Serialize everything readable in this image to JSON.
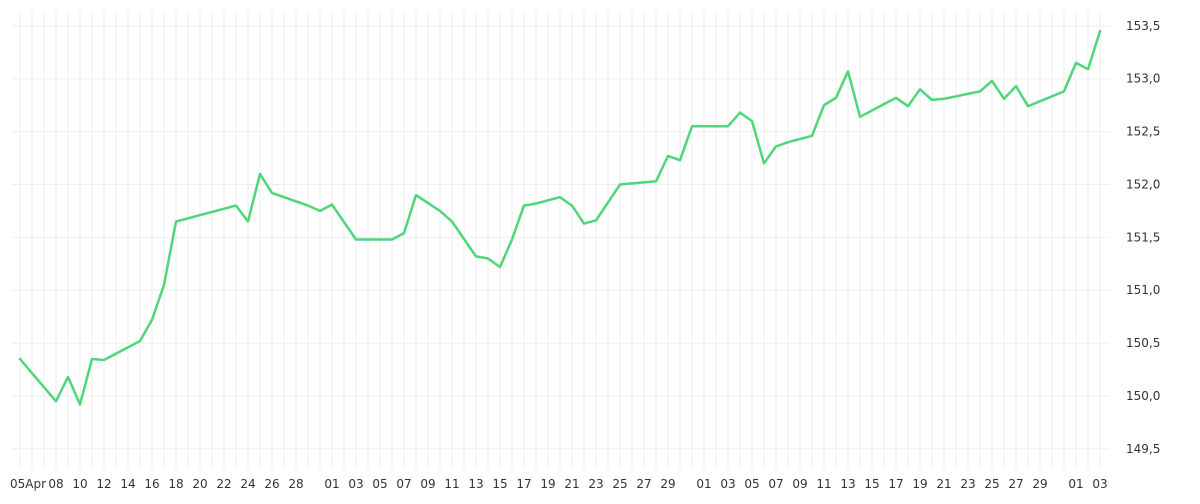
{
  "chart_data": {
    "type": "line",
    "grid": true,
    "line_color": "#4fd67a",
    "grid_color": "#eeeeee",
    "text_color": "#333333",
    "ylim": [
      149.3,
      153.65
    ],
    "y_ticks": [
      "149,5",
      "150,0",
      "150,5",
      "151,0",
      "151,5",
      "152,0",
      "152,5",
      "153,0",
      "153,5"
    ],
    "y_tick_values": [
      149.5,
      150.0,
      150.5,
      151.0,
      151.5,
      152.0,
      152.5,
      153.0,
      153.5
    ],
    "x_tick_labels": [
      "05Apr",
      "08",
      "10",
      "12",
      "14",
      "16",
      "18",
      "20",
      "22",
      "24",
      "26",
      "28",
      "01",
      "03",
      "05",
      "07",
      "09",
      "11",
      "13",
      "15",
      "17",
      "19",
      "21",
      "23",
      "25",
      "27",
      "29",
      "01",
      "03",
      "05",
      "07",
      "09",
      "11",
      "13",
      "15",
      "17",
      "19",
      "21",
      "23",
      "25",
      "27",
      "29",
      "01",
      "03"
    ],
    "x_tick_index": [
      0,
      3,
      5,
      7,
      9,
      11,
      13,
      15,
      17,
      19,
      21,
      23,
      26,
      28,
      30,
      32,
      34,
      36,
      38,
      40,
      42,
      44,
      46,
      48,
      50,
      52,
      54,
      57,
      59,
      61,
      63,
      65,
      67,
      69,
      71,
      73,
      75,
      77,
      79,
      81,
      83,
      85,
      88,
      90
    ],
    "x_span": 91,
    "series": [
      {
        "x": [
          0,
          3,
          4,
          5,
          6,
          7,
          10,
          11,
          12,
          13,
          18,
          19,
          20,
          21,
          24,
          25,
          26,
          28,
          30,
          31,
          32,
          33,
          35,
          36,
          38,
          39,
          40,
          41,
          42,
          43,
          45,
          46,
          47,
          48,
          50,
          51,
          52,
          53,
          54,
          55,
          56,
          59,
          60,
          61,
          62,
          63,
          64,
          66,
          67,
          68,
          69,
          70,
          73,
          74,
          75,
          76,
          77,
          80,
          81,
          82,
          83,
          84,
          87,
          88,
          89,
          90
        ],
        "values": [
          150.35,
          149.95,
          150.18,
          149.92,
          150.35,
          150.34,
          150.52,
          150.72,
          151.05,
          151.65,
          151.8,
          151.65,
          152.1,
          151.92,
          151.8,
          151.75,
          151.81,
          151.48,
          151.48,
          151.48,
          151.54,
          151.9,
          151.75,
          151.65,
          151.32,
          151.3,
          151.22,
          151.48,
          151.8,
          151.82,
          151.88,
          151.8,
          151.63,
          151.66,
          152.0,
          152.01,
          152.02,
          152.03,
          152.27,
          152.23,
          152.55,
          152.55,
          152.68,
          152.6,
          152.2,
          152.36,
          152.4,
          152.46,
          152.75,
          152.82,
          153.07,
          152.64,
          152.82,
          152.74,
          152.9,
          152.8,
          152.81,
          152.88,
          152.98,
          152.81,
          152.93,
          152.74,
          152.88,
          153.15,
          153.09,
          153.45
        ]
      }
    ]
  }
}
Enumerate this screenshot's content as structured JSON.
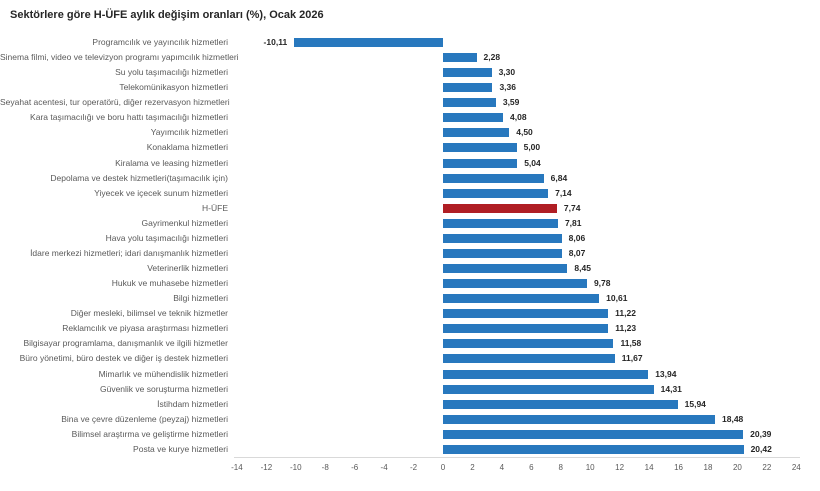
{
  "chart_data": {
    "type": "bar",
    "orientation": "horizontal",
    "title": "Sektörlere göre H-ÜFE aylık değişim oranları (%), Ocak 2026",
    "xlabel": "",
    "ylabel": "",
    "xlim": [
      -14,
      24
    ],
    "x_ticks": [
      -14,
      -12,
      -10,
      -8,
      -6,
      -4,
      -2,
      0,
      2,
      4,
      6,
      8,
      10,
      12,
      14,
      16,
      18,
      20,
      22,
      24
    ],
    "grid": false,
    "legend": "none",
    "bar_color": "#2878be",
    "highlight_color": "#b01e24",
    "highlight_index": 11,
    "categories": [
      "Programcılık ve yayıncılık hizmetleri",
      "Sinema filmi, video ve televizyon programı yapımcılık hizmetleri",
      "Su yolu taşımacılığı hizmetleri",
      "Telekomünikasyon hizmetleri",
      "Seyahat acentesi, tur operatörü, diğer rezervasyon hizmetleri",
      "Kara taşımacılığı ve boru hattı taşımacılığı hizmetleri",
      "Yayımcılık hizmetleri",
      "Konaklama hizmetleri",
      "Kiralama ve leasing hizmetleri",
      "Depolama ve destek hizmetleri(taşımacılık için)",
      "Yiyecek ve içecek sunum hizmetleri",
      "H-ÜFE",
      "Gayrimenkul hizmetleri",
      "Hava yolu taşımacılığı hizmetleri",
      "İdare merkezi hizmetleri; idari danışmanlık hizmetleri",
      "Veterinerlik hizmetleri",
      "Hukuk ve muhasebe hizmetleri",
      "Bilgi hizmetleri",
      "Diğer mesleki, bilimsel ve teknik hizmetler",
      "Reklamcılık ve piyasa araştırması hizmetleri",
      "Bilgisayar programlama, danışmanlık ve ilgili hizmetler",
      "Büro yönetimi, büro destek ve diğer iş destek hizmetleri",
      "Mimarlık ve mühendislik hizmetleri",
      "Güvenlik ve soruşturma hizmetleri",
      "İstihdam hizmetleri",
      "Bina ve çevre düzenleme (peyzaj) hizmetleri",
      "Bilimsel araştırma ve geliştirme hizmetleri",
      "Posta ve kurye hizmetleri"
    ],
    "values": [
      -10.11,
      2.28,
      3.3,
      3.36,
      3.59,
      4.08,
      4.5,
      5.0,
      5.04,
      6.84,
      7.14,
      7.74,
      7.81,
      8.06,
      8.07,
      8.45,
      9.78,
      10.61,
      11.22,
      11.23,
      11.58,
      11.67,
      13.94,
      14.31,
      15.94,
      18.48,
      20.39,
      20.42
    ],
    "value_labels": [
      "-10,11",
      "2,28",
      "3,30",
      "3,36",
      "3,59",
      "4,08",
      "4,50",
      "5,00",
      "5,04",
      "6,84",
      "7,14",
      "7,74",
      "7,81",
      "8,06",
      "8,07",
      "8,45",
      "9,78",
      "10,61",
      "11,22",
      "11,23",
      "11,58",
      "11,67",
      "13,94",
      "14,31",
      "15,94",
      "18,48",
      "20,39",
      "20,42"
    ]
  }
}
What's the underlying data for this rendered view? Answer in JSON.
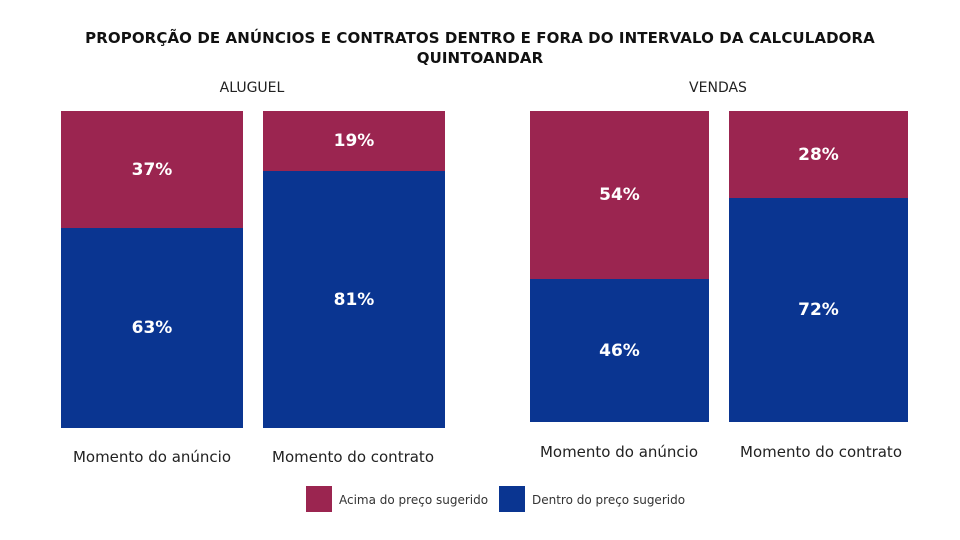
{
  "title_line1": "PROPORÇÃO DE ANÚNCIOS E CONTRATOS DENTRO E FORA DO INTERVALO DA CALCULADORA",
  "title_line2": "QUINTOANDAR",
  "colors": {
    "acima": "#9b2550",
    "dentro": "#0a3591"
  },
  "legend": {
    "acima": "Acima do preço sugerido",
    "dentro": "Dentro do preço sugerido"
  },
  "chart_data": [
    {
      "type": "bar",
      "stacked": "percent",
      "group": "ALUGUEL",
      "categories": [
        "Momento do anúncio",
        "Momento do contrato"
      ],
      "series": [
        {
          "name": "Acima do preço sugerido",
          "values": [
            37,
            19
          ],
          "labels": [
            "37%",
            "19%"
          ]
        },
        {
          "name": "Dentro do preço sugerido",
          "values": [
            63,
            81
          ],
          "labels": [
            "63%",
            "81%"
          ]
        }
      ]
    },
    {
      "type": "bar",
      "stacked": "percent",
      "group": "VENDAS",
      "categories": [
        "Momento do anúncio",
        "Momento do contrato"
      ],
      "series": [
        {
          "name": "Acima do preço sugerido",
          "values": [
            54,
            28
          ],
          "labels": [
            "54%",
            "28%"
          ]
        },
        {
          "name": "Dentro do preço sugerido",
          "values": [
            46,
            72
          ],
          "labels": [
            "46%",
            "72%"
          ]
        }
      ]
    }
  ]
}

---

Write out every line above exactly as it is, leaving out the pictures.

Serialize everything readable in this image to JSON.
{
  "chart_data": {
    "type": "line",
    "grid": true,
    "line_color": "#4fd67a",
    "grid_color": "#eeeeee",
    "text_color": "#333333",
    "ylim": [
      149.3,
      153.65
    ],
    "y_ticks": [
      "149,5",
      "150,0",
      "150,5",
      "151,0",
      "151,5",
      "152,0",
      "152,5",
      "153,0",
      "153,5"
    ],
    "y_tick_values": [
      149.5,
      150.0,
      150.5,
      151.0,
      151.5,
      152.0,
      152.5,
      153.0,
      153.5
    ],
    "x_tick_labels": [
      "05Apr",
      "08",
      "10",
      "12",
      "14",
      "16",
      "18",
      "20",
      "22",
      "24",
      "26",
      "28",
      "01",
      "03",
      "05",
      "07",
      "09",
      "11",
      "13",
      "15",
      "17",
      "19",
      "21",
      "23",
      "25",
      "27",
      "29",
      "01",
      "03",
      "05",
      "07",
      "09",
      "11",
      "13",
      "15",
      "17",
      "19",
      "21",
      "23",
      "25",
      "27",
      "29",
      "01",
      "03"
    ],
    "x_tick_index": [
      0,
      3,
      5,
      7,
      9,
      11,
      13,
      15,
      17,
      19,
      21,
      23,
      26,
      28,
      30,
      32,
      34,
      36,
      38,
      40,
      42,
      44,
      46,
      48,
      50,
      52,
      54,
      57,
      59,
      61,
      63,
      65,
      67,
      69,
      71,
      73,
      75,
      77,
      79,
      81,
      83,
      85,
      88,
      90
    ],
    "x_span": 91,
    "series": [
      {
        "x": [
          0,
          3,
          4,
          5,
          6,
          7,
          10,
          11,
          12,
          13,
          18,
          19,
          20,
          21,
          24,
          25,
          26,
          28,
          30,
          31,
          32,
          33,
          35,
          36,
          38,
          39,
          40,
          41,
          42,
          43,
          45,
          46,
          47,
          48,
          50,
          51,
          52,
          53,
          54,
          55,
          56,
          59,
          60,
          61,
          62,
          63,
          64,
          66,
          67,
          68,
          69,
          70,
          73,
          74,
          75,
          76,
          77,
          80,
          81,
          82,
          83,
          84,
          87,
          88,
          89,
          90
        ],
        "values": [
          150.35,
          149.95,
          150.18,
          149.92,
          150.35,
          150.34,
          150.52,
          150.72,
          151.05,
          151.65,
          151.8,
          151.65,
          152.1,
          151.92,
          151.8,
          151.75,
          151.81,
          151.48,
          151.48,
          151.48,
          151.54,
          151.9,
          151.75,
          151.65,
          151.32,
          151.3,
          151.22,
          151.48,
          151.8,
          151.82,
          151.88,
          151.8,
          151.63,
          151.66,
          152.0,
          152.01,
          152.02,
          152.03,
          152.27,
          152.23,
          152.55,
          152.55,
          152.68,
          152.6,
          152.2,
          152.36,
          152.4,
          152.46,
          152.75,
          152.82,
          153.07,
          152.64,
          152.82,
          152.74,
          152.9,
          152.8,
          152.81,
          152.88,
          152.98,
          152.81,
          152.93,
          152.74,
          152.88,
          153.15,
          153.09,
          153.45
        ]
      }
    ]
  }
}
Enumerate this screenshot's content as structured JSON.
{
  "chart_data": {
    "type": "bar",
    "orientation": "horizontal",
    "title": "Sektörlere göre H-ÜFE aylık değişim oranları (%), Ocak 2026",
    "xlabel": "",
    "ylabel": "",
    "xlim": [
      -14,
      24
    ],
    "x_ticks": [
      -14,
      -12,
      -10,
      -8,
      -6,
      -4,
      -2,
      0,
      2,
      4,
      6,
      8,
      10,
      12,
      14,
      16,
      18,
      20,
      22,
      24
    ],
    "grid": false,
    "legend": "none",
    "bar_color": "#2878be",
    "highlight_color": "#b01e24",
    "highlight_index": 11,
    "categories": [
      "Programcılık ve yayıncılık hizmetleri",
      "Sinema filmi, video ve televizyon programı yapımcılık hizmetleri",
      "Su yolu taşımacılığı hizmetleri",
      "Telekomünikasyon hizmetleri",
      "Seyahat acentesi, tur operatörü, diğer rezervasyon hizmetleri",
      "Kara taşımacılığı ve boru hattı taşımacılığı hizmetleri",
      "Yayımcılık hizmetleri",
      "Konaklama hizmetleri",
      "Kiralama ve leasing hizmetleri",
      "Depolama ve destek hizmetleri(taşımacılık için)",
      "Yiyecek ve içecek sunum hizmetleri",
      "H-ÜFE",
      "Gayrimenkul hizmetleri",
      "Hava yolu taşımacılığı hizmetleri",
      "İdare merkezi hizmetleri; idari danışmanlık hizmetleri",
      "Veterinerlik hizmetleri",
      "Hukuk ve muhasebe hizmetleri",
      "Bilgi hizmetleri",
      "Diğer mesleki, bilimsel ve teknik hizmetler",
      "Reklamcılık ve piyasa araştırması hizmetleri",
      "Bilgisayar programlama, danışmanlık ve ilgili hizmetler",
      "Büro yönetimi, büro destek ve diğer iş destek hizmetleri",
      "Mimarlık ve mühendislik hizmetleri",
      "Güvenlik ve soruşturma hizmetleri",
      "İstihdam hizmetleri",
      "Bina ve çevre düzenleme (peyzaj) hizmetleri",
      "Bilimsel araştırma ve geliştirme hizmetleri",
      "Posta ve kurye hizmetleri"
    ],
    "values": [
      -10.11,
      2.28,
      3.3,
      3.36,
      3.59,
      4.08,
      4.5,
      5.0,
      5.04,
      6.84,
      7.14,
      7.74,
      7.81,
      8.06,
      8.07,
      8.45,
      9.78,
      10.61,
      11.22,
      11.23,
      11.58,
      11.67,
      13.94,
      14.31,
      15.94,
      18.48,
      20.39,
      20.42
    ],
    "value_labels": [
      "-10,11",
      "2,28",
      "3,30",
      "3,36",
      "3,59",
      "4,08",
      "4,50",
      "5,00",
      "5,04",
      "6,84",
      "7,14",
      "7,74",
      "7,81",
      "8,06",
      "8,07",
      "8,45",
      "9,78",
      "10,61",
      "11,22",
      "11,23",
      "11,58",
      "11,67",
      "13,94",
      "14,31",
      "15,94",
      "18,48",
      "20,39",
      "20,42"
    ]
  }
}
What's the underlying data for this rendered view? Answer in JSON.
{
  "title_line1": "PROPORÇÃO DE ANÚNCIOS E CONTRATOS DENTRO E FORA DO INTERVALO DA CALCULADORA",
  "title_line2": "QUINTOANDAR",
  "colors": {
    "acima": "#9b2550",
    "dentro": "#0a3591"
  },
  "legend": {
    "acima": "Acima do preço sugerido",
    "dentro": "Dentro do preço sugerido"
  },
  "chart_data": [
    {
      "type": "bar",
      "stacked": "percent",
      "group": "ALUGUEL",
      "categories": [
        "Momento do anúncio",
        "Momento do contrato"
      ],
      "series": [
        {
          "name": "Acima do preço sugerido",
          "values": [
            37,
            19
          ],
          "labels": [
            "37%",
            "19%"
          ]
        },
        {
          "name": "Dentro do preço sugerido",
          "values": [
            63,
            81
          ],
          "labels": [
            "63%",
            "81%"
          ]
        }
      ]
    },
    {
      "type": "bar",
      "stacked": "percent",
      "group": "VENDAS",
      "categories": [
        "Momento do anúncio",
        "Momento do contrato"
      ],
      "series": [
        {
          "name": "Acima do preço sugerido",
          "values": [
            54,
            28
          ],
          "labels": [
            "54%",
            "28%"
          ]
        },
        {
          "name": "Dentro do preço sugerido",
          "values": [
            46,
            72
          ],
          "labels": [
            "46%",
            "72%"
          ]
        }
      ]
    }
  ]
}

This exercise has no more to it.